§ Material supplied:

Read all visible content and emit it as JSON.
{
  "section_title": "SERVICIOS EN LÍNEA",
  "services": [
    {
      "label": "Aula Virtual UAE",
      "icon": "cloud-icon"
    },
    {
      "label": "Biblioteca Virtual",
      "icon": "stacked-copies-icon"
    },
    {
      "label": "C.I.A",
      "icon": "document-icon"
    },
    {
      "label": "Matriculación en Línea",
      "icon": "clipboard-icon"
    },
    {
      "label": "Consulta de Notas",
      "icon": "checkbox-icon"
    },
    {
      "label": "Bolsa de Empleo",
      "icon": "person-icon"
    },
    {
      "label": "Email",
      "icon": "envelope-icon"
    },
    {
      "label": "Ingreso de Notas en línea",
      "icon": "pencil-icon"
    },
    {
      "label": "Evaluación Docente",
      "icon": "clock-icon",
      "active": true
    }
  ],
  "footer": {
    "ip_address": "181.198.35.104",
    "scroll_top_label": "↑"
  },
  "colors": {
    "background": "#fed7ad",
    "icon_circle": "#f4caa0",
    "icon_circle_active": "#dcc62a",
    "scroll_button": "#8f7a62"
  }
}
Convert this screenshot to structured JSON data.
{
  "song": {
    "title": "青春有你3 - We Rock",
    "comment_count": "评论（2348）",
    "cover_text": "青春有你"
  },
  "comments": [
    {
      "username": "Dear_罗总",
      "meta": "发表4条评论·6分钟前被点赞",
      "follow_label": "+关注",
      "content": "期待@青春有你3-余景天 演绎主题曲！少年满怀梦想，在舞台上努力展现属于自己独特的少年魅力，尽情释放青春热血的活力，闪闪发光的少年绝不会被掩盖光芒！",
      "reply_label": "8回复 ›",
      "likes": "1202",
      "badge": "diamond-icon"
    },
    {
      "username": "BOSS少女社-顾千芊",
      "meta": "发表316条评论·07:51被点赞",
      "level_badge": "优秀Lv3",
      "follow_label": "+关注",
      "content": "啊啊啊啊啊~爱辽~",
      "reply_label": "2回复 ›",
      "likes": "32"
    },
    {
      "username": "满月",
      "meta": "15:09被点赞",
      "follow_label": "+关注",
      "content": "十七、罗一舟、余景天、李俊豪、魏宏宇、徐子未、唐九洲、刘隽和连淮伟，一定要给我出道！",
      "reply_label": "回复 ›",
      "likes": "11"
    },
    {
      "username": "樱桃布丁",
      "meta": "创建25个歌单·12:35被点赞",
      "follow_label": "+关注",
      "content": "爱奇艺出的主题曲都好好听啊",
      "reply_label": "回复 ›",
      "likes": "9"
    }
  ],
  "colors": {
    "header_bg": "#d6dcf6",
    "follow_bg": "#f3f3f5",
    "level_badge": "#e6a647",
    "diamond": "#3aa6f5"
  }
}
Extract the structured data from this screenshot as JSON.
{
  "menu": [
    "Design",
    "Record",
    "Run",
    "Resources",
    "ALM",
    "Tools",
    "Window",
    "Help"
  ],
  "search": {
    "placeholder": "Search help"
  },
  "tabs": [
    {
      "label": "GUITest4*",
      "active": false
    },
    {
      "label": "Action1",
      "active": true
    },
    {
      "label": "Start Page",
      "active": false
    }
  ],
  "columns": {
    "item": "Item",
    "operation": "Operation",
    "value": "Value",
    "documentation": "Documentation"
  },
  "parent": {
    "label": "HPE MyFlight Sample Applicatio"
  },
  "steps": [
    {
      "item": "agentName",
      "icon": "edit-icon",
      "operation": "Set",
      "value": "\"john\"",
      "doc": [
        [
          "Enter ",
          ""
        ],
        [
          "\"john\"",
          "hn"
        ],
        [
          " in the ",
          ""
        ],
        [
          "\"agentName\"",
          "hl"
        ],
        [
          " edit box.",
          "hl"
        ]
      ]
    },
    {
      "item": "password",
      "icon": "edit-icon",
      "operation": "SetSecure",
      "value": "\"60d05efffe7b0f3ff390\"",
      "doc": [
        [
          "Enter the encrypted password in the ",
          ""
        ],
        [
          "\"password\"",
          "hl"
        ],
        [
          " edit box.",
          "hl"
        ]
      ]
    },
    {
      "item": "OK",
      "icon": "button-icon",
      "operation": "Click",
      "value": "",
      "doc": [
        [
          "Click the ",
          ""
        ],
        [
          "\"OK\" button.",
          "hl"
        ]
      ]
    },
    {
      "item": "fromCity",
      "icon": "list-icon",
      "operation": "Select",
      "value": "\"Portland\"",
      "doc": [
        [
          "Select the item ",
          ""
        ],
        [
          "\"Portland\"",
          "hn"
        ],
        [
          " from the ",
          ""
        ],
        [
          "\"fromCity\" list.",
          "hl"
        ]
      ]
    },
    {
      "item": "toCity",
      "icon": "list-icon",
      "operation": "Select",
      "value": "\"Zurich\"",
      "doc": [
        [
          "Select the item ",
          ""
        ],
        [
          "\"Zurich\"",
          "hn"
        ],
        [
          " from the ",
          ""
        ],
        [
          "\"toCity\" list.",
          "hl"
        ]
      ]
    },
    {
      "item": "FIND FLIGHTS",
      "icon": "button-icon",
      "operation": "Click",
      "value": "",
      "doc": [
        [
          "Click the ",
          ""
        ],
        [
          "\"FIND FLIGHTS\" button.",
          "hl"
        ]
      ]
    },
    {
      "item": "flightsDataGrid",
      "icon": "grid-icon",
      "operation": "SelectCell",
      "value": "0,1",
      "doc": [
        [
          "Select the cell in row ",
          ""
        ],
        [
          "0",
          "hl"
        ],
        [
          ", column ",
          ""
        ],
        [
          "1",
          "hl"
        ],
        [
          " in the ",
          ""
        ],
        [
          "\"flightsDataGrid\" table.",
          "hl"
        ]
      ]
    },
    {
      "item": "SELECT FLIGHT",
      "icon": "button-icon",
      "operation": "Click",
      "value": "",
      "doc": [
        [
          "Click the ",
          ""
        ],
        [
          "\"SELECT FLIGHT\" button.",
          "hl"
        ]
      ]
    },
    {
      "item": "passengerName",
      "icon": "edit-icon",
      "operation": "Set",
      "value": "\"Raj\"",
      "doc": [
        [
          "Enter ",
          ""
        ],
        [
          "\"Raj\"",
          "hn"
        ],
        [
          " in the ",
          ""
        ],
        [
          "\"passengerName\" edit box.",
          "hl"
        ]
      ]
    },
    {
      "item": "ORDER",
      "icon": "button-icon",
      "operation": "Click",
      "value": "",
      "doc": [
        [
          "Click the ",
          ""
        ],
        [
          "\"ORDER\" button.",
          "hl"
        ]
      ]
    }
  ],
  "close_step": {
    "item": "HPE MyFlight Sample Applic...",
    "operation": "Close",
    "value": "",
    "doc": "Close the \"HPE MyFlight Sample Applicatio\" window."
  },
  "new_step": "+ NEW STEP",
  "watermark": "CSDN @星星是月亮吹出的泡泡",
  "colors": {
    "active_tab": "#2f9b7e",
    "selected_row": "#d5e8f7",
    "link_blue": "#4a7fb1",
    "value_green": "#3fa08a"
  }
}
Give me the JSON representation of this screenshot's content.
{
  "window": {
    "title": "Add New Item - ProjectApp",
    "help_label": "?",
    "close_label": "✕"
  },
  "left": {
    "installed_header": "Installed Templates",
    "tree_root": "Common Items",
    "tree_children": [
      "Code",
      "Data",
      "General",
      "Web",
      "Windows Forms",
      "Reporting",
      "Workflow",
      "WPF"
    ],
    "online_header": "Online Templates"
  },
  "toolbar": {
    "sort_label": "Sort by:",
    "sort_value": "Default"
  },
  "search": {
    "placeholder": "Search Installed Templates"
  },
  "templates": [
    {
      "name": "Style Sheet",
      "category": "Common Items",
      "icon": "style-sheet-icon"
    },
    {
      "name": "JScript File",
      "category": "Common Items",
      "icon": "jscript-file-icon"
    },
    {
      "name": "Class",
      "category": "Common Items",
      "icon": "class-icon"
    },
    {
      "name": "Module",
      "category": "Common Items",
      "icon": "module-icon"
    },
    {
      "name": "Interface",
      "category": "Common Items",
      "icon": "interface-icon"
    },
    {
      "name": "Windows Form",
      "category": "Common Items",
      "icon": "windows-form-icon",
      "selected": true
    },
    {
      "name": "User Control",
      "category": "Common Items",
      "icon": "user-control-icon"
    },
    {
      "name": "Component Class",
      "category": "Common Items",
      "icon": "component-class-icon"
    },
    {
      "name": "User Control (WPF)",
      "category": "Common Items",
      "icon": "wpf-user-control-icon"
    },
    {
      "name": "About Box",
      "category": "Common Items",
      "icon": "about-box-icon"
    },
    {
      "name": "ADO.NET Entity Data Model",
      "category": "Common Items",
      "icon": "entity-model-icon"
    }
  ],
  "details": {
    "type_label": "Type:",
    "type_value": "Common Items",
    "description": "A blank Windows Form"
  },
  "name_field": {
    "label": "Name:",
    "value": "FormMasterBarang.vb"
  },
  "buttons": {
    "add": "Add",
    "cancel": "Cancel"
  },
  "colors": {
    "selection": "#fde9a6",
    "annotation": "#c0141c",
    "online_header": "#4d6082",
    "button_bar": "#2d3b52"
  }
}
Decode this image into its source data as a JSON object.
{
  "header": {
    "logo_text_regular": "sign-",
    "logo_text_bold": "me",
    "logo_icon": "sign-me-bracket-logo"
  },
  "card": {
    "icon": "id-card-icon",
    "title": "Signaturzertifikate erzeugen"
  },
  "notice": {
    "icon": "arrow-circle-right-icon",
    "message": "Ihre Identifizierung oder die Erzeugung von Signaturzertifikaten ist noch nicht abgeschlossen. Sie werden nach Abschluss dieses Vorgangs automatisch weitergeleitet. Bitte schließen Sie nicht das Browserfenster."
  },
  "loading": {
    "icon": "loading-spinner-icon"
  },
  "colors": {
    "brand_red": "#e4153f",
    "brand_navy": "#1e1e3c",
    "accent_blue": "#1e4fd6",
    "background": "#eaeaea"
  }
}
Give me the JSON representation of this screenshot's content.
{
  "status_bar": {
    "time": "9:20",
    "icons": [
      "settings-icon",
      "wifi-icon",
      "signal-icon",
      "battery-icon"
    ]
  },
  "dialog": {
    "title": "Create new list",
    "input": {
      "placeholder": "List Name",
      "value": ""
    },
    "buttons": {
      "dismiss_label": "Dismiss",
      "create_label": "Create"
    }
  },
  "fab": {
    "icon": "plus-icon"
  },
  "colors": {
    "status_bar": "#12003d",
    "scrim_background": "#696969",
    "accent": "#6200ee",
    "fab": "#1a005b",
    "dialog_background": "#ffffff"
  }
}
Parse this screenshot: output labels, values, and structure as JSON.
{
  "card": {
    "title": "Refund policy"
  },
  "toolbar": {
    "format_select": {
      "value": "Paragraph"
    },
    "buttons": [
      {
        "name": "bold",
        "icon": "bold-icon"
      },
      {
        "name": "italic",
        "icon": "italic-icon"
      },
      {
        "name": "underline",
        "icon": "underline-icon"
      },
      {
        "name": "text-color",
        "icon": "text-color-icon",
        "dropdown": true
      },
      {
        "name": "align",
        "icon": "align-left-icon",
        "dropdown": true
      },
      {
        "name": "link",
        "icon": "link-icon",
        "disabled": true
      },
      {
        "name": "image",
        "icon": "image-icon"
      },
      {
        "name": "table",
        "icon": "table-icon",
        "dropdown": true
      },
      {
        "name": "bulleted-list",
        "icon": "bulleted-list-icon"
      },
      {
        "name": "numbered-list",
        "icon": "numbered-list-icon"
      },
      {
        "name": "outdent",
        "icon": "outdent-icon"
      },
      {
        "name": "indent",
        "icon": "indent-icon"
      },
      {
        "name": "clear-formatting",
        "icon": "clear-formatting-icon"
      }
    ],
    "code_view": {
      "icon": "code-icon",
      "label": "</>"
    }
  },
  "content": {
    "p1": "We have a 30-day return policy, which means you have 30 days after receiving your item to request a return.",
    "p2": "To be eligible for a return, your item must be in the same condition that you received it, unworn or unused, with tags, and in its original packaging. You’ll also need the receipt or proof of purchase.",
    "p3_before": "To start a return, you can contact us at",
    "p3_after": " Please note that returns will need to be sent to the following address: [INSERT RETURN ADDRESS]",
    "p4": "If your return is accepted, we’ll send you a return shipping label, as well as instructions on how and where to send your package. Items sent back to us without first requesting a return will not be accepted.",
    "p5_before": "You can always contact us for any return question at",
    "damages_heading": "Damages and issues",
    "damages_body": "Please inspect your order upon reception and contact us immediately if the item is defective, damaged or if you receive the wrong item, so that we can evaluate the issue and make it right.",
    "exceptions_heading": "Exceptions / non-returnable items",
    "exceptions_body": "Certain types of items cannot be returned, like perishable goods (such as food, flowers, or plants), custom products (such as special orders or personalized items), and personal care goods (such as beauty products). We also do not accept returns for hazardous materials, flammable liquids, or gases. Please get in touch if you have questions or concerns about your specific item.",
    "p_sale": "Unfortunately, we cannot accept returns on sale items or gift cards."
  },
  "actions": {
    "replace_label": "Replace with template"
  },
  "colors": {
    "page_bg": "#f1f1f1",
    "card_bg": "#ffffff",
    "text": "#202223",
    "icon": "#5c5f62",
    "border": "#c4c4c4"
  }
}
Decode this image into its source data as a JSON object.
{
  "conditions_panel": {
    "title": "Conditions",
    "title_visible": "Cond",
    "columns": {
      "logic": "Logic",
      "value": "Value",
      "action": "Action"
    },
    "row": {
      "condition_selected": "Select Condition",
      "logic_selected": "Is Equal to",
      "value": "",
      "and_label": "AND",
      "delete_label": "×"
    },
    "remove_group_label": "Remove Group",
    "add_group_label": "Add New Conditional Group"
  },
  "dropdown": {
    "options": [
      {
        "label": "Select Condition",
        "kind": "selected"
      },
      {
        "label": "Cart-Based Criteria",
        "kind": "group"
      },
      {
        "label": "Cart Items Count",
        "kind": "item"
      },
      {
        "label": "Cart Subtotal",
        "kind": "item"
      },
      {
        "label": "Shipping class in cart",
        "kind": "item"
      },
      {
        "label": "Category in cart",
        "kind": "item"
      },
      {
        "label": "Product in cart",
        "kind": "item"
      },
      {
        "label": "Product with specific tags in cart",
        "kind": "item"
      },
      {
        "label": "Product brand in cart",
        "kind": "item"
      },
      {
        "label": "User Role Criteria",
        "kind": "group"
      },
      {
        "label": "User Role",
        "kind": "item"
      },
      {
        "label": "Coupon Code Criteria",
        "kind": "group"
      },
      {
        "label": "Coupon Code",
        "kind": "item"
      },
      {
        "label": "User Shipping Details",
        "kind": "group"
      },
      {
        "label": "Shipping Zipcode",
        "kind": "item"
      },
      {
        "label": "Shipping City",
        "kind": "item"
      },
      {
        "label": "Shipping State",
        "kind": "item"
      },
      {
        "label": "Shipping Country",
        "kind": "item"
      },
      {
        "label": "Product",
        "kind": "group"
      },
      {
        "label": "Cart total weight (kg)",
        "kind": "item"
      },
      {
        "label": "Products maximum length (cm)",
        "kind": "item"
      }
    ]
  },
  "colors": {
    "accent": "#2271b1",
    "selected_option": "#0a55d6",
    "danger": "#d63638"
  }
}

§ The task:
Examine the entries and report how many of their lines contain the string "numbered", giving no more than the number.

§ Solution:
2